All lines below must be repeated exactly, with the pictures omitted.

* Material for the task *
-.-.-

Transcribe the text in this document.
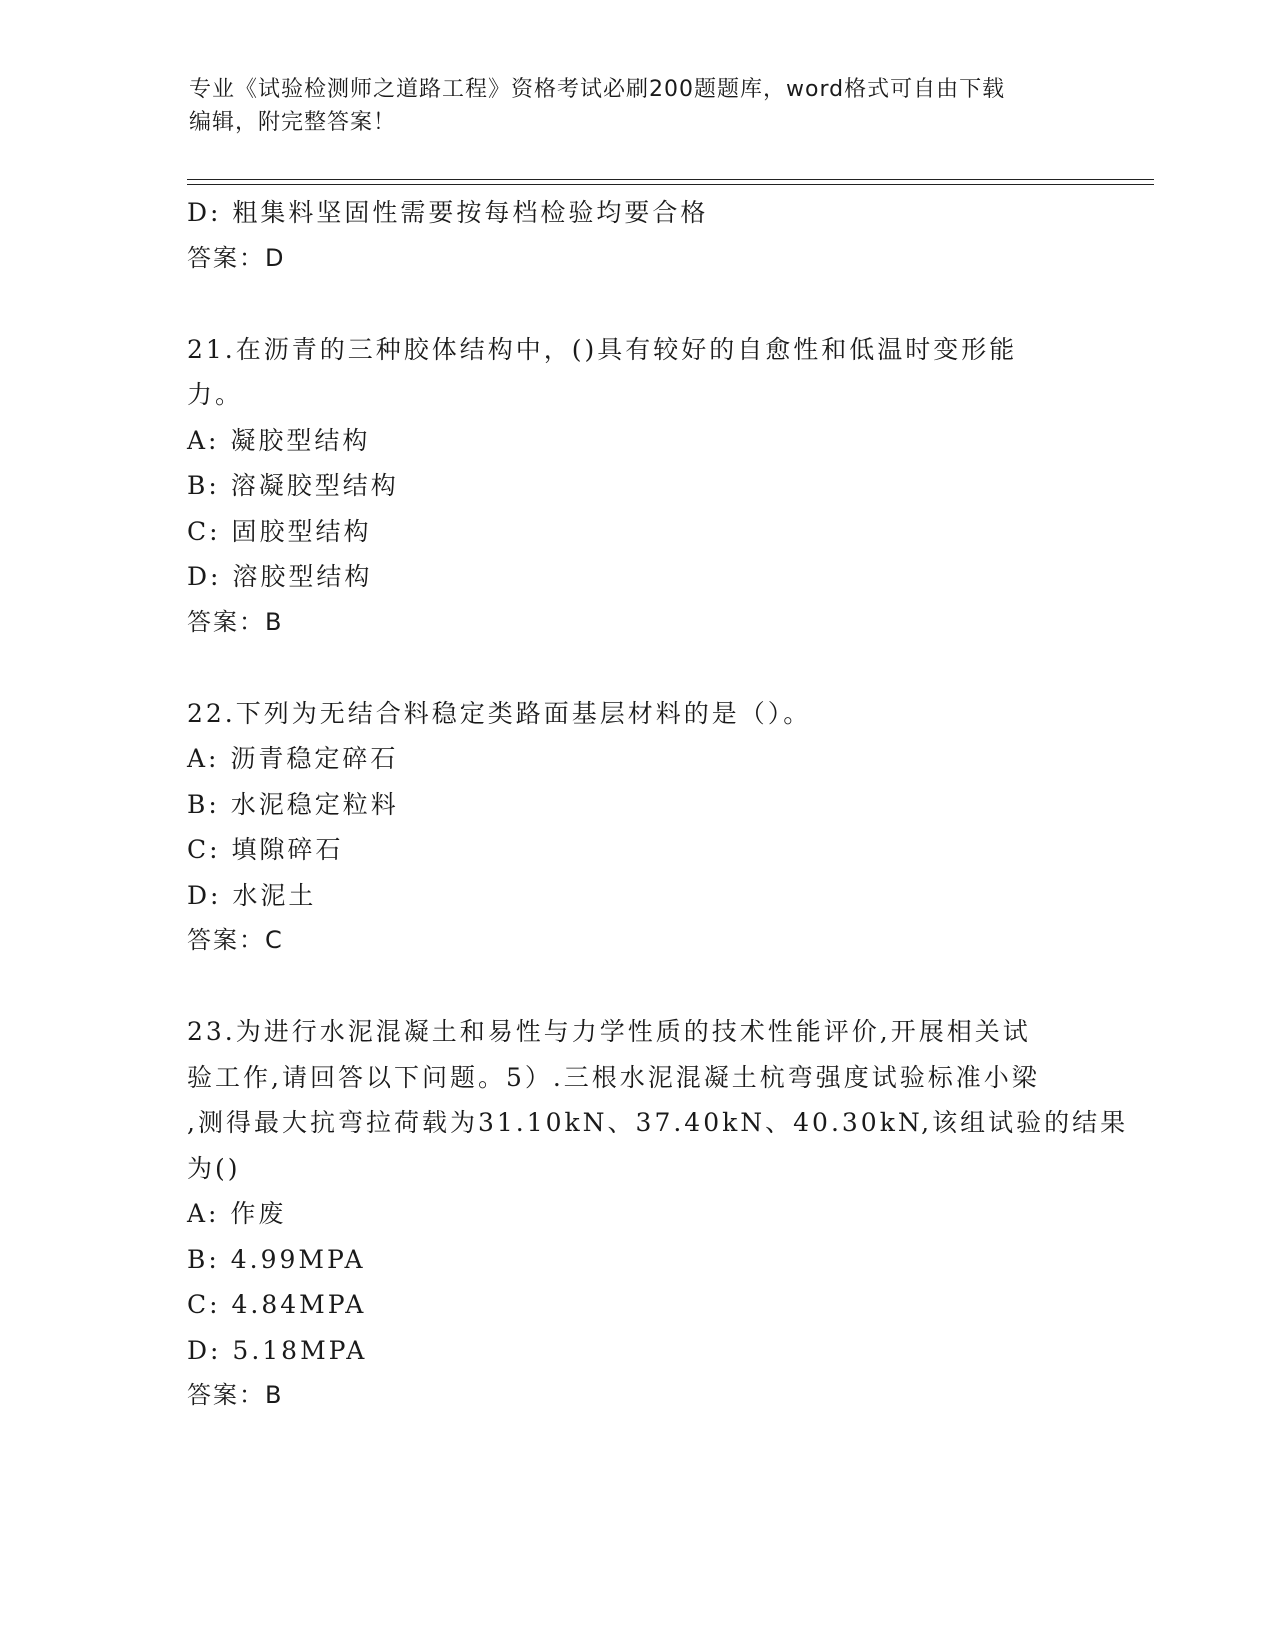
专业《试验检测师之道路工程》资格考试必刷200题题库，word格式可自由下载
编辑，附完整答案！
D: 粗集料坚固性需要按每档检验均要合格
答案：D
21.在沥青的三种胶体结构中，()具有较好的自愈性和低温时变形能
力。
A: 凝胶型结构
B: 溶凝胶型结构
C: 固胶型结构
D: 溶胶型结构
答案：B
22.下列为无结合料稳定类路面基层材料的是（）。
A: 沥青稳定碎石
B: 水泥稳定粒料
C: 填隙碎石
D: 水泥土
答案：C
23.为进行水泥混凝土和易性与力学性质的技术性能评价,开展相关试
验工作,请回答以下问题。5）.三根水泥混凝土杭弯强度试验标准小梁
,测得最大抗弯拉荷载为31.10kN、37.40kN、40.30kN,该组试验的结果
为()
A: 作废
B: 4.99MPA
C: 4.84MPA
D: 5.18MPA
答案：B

-.-.-

* Problem solution *
Transcribe the text in this document.
专业《试验检测师之道路工程》资格考试必刷200题题库，word格式可自由下载
编辑，附完整答案！
D: 粗集料坚固性需要按每档检验均要合格
答案：D
21.在沥青的三种胶体结构中，()具有较好的自愈性和低温时变形能
力。
A: 凝胶型结构
B: 溶凝胶型结构
C: 固胶型结构
D: 溶胶型结构
答案：B
22.下列为无结合料稳定类路面基层材料的是（）。
A: 沥青稳定碎石
B: 水泥稳定粒料
C: 填隙碎石
D: 水泥土
答案：C
23.为进行水泥混凝土和易性与力学性质的技术性能评价,开展相关试
验工作,请回答以下问题。5）.三根水泥混凝土杭弯强度试验标准小梁
,测得最大抗弯拉荷载为31.10kN、37.40kN、40.30kN,该组试验的结果
为()
A: 作废
B: 4.99MPA
C: 4.84MPA
D: 5.18MPA
答案：B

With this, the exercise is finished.